-- start Excerpted data --

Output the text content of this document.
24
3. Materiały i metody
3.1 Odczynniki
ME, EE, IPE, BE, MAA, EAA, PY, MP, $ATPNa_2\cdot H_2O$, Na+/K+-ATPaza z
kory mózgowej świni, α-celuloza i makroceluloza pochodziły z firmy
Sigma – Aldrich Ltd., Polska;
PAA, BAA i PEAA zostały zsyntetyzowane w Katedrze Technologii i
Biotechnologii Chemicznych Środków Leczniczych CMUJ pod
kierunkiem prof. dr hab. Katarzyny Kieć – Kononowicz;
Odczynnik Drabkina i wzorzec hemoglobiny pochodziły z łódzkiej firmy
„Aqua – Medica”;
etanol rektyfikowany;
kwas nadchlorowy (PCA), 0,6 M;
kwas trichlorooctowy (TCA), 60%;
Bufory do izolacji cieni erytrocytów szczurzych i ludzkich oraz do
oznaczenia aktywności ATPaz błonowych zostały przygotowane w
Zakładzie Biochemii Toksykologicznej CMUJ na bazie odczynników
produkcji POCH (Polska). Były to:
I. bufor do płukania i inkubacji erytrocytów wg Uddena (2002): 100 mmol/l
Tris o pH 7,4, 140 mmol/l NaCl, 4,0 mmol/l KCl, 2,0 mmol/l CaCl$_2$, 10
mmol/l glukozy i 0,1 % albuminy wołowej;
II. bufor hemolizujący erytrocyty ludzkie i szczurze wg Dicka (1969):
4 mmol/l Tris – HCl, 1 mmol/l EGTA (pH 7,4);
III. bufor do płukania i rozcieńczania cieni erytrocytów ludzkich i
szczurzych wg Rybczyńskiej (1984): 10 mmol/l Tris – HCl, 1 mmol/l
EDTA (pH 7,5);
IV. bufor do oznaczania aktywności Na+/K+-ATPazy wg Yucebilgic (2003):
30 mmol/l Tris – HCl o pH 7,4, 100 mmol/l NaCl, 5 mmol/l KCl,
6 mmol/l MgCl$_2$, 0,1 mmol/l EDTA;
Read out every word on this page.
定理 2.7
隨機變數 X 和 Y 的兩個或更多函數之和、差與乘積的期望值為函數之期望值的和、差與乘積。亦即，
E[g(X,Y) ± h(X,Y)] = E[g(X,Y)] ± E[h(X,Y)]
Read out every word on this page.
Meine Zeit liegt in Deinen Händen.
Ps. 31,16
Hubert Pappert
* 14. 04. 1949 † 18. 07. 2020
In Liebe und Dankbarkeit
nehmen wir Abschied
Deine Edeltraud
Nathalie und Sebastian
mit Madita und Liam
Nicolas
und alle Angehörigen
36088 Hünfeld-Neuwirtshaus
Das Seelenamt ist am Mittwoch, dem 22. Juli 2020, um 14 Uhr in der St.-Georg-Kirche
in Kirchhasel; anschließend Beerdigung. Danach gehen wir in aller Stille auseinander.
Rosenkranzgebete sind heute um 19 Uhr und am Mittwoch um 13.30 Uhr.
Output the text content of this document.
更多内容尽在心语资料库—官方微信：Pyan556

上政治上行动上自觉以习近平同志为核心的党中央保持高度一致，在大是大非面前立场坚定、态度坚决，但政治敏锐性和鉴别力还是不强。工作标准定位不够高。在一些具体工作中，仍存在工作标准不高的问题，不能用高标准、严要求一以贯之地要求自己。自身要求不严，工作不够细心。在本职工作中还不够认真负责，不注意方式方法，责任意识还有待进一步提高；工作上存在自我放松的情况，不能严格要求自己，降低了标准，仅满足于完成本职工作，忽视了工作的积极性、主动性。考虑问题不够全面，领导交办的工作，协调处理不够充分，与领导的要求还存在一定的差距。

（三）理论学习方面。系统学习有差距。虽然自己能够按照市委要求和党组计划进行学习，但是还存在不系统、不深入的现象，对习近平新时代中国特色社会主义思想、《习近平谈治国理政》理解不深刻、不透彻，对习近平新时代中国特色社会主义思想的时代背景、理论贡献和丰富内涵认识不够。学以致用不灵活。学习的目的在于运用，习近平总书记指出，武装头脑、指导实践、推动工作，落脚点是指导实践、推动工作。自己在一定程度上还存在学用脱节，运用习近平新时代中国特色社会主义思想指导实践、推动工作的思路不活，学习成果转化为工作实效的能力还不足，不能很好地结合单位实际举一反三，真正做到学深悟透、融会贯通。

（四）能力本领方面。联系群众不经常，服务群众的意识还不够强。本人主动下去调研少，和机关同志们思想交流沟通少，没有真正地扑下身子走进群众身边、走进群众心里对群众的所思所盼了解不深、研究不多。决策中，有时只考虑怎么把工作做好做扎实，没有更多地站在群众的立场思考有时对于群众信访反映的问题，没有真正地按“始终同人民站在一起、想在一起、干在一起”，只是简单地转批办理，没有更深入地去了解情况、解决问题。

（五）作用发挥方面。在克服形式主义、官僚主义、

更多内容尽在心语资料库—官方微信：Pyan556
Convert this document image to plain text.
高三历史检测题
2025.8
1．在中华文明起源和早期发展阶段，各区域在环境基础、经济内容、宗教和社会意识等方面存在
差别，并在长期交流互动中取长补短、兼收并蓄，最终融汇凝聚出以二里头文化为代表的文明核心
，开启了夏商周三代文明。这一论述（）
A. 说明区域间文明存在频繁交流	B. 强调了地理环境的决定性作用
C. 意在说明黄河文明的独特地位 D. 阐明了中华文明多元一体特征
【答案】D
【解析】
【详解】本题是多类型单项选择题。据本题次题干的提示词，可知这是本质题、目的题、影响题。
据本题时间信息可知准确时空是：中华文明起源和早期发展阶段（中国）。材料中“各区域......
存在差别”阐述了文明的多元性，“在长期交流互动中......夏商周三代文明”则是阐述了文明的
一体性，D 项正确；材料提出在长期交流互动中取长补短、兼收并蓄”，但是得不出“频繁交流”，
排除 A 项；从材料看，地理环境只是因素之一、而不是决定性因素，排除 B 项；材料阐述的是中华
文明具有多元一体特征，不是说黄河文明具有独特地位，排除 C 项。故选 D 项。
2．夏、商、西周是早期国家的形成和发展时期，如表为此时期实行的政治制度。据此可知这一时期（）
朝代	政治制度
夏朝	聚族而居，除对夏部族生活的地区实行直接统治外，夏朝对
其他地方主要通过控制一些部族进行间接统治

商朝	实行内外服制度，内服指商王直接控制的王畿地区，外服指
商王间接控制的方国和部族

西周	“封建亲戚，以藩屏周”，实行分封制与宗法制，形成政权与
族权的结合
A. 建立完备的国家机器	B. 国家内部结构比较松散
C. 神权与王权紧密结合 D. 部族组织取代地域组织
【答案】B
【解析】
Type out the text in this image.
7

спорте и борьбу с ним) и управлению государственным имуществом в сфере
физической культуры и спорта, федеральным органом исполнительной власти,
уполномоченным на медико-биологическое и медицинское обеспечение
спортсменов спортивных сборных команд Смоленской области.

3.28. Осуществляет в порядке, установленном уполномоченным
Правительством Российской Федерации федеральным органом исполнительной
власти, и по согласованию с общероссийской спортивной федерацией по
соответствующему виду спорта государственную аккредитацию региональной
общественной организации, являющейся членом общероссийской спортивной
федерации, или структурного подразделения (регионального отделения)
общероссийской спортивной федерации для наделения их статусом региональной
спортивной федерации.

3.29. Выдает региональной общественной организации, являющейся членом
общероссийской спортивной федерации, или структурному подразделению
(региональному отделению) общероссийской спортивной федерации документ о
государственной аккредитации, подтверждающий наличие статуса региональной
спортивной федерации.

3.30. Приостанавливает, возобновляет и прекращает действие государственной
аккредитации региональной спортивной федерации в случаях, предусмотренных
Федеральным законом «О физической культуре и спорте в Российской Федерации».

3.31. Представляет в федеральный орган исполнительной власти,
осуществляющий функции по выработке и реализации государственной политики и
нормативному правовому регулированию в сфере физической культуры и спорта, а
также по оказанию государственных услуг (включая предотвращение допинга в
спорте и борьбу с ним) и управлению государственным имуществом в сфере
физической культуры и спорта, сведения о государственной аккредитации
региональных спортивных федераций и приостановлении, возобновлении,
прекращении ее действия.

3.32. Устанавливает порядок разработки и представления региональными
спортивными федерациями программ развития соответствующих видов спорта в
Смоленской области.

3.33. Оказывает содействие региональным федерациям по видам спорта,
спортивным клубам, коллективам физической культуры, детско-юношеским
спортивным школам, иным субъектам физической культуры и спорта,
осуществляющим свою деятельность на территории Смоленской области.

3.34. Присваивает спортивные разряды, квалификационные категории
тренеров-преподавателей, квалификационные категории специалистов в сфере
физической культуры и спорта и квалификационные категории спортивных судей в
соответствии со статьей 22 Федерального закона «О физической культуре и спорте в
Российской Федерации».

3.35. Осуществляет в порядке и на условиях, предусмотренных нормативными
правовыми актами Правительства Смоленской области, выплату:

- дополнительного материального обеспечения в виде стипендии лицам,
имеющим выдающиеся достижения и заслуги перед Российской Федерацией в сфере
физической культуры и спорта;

-- end Excerpted data --

--- Set problem ---
Write out each line of the data that holds the string "спорте".

--- Result for this task ---
спорте и борьбу с ним) и управлению государственным имуществом в сфере
Федеральным законом «О физической культуре и спорте в Российской Федерации».
спорте и борьбу с ним) и управлению государственным имуществом в сфере
соответствии со статьей 22 Федерального закона «О физической культуре и спорте в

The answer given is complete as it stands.